--- start Material shown ---
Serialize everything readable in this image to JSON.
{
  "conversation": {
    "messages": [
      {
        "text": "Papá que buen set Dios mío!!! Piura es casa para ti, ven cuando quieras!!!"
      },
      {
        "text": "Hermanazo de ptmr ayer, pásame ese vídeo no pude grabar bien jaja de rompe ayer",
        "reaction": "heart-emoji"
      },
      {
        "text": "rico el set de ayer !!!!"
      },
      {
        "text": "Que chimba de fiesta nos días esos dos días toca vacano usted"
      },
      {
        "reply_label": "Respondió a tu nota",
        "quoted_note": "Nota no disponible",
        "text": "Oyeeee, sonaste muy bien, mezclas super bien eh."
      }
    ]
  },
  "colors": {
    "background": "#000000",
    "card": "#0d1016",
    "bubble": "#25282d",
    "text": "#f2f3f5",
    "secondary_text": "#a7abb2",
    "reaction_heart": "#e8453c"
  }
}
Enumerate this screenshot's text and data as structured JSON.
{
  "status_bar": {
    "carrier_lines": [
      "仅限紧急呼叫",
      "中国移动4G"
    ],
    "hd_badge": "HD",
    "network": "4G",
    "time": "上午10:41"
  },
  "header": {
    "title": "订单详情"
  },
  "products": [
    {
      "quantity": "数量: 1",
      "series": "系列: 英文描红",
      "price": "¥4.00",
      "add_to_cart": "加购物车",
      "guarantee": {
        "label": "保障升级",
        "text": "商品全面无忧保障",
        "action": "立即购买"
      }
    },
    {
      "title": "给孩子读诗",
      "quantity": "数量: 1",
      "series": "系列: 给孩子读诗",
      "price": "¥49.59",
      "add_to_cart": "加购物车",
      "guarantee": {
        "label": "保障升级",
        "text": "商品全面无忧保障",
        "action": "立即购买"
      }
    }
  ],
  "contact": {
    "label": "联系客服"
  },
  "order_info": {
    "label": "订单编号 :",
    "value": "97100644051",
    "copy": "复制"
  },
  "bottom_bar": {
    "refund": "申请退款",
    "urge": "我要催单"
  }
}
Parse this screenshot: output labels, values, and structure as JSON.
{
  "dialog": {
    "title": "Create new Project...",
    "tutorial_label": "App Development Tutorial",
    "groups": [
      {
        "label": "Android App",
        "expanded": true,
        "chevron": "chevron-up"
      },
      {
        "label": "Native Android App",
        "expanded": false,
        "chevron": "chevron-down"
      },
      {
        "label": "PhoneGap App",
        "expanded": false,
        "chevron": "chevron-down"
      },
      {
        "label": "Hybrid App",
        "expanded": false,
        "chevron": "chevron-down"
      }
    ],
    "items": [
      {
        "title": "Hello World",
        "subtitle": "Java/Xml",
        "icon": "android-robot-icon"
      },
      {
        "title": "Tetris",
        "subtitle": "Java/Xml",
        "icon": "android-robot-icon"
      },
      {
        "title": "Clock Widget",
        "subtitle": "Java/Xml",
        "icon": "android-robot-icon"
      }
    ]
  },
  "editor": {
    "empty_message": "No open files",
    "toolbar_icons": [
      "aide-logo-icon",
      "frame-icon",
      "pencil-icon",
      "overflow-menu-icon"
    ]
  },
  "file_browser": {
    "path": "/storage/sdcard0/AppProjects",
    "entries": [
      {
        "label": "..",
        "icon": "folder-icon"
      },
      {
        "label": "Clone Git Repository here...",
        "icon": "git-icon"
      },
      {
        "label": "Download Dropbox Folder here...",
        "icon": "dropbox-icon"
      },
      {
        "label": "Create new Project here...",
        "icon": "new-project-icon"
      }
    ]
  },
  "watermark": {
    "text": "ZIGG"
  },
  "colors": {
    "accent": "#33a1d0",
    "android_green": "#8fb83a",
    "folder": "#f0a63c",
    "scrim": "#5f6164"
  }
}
--- end Material shown ---
Repeat the records exactly, including every line.

* The result:
Serialize everything readable in this image to JSON.
{
  "conversation": {
    "messages": [
      {
        "text": "Papá que buen set Dios mío!!! Piura es casa para ti, ven cuando quieras!!!"
      },
      {
        "text": "Hermanazo de ptmr ayer, pásame ese vídeo no pude grabar bien jaja de rompe ayer",
        "reaction": "heart-emoji"
      },
      {
        "text": "rico el set de ayer !!!!"
      },
      {
        "text": "Que chimba de fiesta nos días esos dos días toca vacano usted"
      },
      {
        "reply_label": "Respondió a tu nota",
        "quoted_note": "Nota no disponible",
        "text": "Oyeeee, sonaste muy bien, mezclas super bien eh."
      }
    ]
  },
  "colors": {
    "background": "#000000",
    "card": "#0d1016",
    "bubble": "#25282d",
    "text": "#f2f3f5",
    "secondary_text": "#a7abb2",
    "reaction_heart": "#e8453c"
  }
}
Enumerate this screenshot's text and data as structured JSON.
{
  "status_bar": {
    "carrier_lines": [
      "仅限紧急呼叫",
      "中国移动4G"
    ],
    "hd_badge": "HD",
    "network": "4G",
    "time": "上午10:41"
  },
  "header": {
    "title": "订单详情"
  },
  "products": [
    {
      "quantity": "数量: 1",
      "series": "系列: 英文描红",
      "price": "¥4.00",
      "add_to_cart": "加购物车",
      "guarantee": {
        "label": "保障升级",
        "text": "商品全面无忧保障",
        "action": "立即购买"
      }
    },
    {
      "title": "给孩子读诗",
      "quantity": "数量: 1",
      "series": "系列: 给孩子读诗",
      "price": "¥49.59",
      "add_to_cart": "加购物车",
      "guarantee": {
        "label": "保障升级",
        "text": "商品全面无忧保障",
        "action": "立即购买"
      }
    }
  ],
  "contact": {
    "label": "联系客服"
  },
  "order_info": {
    "label": "订单编号 :",
    "value": "97100644051",
    "copy": "复制"
  },
  "bottom_bar": {
    "refund": "申请退款",
    "urge": "我要催单"
  }
}
Parse this screenshot: output labels, values, and structure as JSON.
{
  "dialog": {
    "title": "Create new Project...",
    "tutorial_label": "App Development Tutorial",
    "groups": [
      {
        "label": "Android App",
        "expanded": true,
        "chevron": "chevron-up"
      },
      {
        "label": "Native Android App",
        "expanded": false,
        "chevron": "chevron-down"
      },
      {
        "label": "PhoneGap App",
        "expanded": false,
        "chevron": "chevron-down"
      },
      {
        "label": "Hybrid App",
        "expanded": false,
        "chevron": "chevron-down"
      }
    ],
    "items": [
      {
        "title": "Hello World",
        "subtitle": "Java/Xml",
        "icon": "android-robot-icon"
      },
      {
        "title": "Tetris",
        "subtitle": "Java/Xml",
        "icon": "android-robot-icon"
      },
      {
        "title": "Clock Widget",
        "subtitle": "Java/Xml",
        "icon": "android-robot-icon"
      }
    ]
  },
  "editor": {
    "empty_message": "No open files",
    "toolbar_icons": [
      "aide-logo-icon",
      "frame-icon",
      "pencil-icon",
      "overflow-menu-icon"
    ]
  },
  "file_browser": {
    "path": "/storage/sdcard0/AppProjects",
    "entries": [
      {
        "label": "..",
        "icon": "folder-icon"
      },
      {
        "label": "Clone Git Repository here...",
        "icon": "git-icon"
      },
      {
        "label": "Download Dropbox Folder here...",
        "icon": "dropbox-icon"
      },
      {
        "label": "Create new Project here...",
        "icon": "new-project-icon"
      }
    ]
  },
  "watermark": {
    "text": "ZIGG"
  },
  "colors": {
    "accent": "#33a1d0",
    "android_green": "#8fb83a",
    "folder": "#f0a63c",
    "scrim": "#5f6164"
  }
}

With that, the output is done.